* Task to complete *
Which lines in the records below contain the word "Inside"? Copy each of them.

* Information given *
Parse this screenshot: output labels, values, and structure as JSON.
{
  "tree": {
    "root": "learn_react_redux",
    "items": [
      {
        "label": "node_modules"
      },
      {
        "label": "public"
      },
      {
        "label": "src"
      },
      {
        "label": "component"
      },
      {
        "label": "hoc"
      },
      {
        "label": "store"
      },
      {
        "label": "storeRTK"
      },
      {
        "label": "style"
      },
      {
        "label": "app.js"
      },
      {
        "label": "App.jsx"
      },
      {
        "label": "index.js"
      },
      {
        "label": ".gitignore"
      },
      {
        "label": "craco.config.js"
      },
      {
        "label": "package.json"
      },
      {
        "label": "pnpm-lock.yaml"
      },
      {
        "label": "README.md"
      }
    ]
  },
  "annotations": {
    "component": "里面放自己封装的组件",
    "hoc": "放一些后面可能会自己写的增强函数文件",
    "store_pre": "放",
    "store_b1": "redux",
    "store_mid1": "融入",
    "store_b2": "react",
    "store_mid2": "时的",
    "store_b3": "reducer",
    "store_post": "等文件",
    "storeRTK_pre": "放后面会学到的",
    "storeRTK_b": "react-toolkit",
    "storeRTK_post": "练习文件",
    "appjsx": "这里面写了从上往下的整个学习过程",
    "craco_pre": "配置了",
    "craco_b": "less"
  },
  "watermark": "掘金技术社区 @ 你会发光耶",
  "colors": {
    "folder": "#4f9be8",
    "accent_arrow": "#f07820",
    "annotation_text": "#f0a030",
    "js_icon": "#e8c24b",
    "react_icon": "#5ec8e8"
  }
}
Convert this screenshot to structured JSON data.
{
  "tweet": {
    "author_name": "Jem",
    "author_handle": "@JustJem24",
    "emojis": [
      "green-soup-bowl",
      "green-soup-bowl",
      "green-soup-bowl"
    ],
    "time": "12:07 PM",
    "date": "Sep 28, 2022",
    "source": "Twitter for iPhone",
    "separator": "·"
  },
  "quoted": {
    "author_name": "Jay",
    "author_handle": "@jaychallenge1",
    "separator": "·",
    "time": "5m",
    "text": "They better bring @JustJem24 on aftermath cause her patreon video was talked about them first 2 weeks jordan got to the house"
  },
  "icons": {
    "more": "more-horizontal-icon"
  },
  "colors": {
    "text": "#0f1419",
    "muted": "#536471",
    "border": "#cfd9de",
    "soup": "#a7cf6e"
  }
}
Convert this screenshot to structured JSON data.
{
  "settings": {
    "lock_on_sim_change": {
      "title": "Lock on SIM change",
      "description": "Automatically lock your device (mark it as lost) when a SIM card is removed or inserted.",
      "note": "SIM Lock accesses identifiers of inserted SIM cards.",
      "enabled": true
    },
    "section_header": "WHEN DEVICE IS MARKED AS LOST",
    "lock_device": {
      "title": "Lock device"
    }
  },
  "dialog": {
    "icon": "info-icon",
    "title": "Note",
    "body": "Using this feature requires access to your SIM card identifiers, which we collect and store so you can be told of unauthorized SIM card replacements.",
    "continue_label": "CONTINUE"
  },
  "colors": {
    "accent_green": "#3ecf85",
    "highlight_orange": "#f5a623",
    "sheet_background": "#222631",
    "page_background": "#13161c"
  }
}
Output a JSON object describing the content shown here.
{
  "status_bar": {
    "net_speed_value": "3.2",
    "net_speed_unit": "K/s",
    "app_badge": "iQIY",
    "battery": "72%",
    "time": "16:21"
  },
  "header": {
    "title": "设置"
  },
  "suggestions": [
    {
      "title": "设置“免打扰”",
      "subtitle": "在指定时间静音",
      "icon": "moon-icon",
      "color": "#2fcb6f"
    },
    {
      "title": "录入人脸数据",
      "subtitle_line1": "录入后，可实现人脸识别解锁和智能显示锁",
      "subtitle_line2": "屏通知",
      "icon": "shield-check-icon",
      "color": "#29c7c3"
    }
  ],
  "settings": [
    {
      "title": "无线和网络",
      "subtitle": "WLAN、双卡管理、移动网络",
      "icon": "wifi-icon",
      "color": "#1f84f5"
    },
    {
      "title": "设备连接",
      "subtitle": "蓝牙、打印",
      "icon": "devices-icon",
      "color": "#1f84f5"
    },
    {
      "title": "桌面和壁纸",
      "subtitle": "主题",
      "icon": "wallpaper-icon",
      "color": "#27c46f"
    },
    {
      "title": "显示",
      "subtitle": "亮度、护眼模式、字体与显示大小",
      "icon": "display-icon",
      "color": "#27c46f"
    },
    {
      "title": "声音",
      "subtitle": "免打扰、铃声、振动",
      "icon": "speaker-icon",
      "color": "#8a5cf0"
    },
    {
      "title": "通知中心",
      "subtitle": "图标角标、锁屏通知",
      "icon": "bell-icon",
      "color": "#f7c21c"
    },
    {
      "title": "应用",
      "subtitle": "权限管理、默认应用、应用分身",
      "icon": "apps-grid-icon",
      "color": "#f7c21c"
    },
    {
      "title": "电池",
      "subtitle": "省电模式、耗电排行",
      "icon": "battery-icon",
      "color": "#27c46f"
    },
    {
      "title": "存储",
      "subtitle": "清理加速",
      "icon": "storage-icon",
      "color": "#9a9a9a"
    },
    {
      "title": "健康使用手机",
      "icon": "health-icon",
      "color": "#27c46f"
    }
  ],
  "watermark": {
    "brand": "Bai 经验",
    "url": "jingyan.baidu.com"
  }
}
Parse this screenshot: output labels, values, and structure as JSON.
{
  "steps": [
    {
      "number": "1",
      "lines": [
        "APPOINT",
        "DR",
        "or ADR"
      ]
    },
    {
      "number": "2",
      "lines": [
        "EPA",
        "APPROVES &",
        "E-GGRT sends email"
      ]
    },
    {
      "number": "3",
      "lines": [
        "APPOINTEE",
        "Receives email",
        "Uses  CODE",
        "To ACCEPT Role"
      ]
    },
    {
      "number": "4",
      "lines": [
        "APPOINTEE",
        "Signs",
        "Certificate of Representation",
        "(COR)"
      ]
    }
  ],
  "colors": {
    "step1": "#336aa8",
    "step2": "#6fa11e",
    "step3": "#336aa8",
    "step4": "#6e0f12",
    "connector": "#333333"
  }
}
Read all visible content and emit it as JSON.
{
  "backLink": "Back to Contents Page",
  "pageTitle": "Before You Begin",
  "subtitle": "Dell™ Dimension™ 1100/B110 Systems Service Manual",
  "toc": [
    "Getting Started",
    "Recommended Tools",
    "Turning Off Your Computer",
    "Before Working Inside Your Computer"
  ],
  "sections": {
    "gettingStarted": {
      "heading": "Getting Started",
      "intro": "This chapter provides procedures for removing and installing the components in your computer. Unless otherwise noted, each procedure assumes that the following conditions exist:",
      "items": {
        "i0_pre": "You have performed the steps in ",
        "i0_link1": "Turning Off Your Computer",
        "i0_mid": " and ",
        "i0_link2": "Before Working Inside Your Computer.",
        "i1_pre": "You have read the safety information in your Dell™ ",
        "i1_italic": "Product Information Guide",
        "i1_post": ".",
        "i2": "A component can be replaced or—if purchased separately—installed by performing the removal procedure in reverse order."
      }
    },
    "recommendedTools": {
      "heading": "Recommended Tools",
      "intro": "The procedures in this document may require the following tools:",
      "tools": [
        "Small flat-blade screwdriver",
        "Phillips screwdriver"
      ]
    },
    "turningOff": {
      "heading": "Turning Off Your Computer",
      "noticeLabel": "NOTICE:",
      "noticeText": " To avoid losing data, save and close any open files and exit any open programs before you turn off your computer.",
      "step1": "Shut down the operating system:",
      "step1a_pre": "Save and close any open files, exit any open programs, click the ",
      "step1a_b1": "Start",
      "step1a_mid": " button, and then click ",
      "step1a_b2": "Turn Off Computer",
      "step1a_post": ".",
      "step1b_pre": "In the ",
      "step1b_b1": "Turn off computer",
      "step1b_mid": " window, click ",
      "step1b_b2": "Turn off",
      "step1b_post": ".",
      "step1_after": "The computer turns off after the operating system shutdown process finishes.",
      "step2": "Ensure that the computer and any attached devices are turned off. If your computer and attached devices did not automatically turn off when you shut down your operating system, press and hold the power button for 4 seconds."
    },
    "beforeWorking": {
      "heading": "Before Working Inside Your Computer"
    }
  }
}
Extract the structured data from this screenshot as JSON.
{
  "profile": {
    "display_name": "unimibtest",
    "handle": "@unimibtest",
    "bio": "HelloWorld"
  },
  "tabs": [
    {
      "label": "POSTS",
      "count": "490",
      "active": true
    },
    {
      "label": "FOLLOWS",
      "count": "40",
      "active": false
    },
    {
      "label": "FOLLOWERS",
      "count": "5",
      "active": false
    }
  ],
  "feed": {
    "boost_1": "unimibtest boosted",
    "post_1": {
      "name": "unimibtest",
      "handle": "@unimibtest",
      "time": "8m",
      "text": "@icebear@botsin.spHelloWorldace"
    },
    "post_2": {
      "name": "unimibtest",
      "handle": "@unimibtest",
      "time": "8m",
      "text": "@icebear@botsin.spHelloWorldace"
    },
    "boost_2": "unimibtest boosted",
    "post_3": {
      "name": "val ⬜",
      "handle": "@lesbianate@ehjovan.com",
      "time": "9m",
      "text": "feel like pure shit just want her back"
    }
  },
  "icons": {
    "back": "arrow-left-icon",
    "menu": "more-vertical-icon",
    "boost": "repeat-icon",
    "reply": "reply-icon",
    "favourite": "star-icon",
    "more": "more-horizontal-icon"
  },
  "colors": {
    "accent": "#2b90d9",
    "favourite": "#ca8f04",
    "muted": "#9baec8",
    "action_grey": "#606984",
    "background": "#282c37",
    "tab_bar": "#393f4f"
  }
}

* Solution below *
    "Before Working Inside Your Computer"
        "i0_link2": "Before Working Inside Your Computer.",
      "heading": "Before Working Inside Your Computer"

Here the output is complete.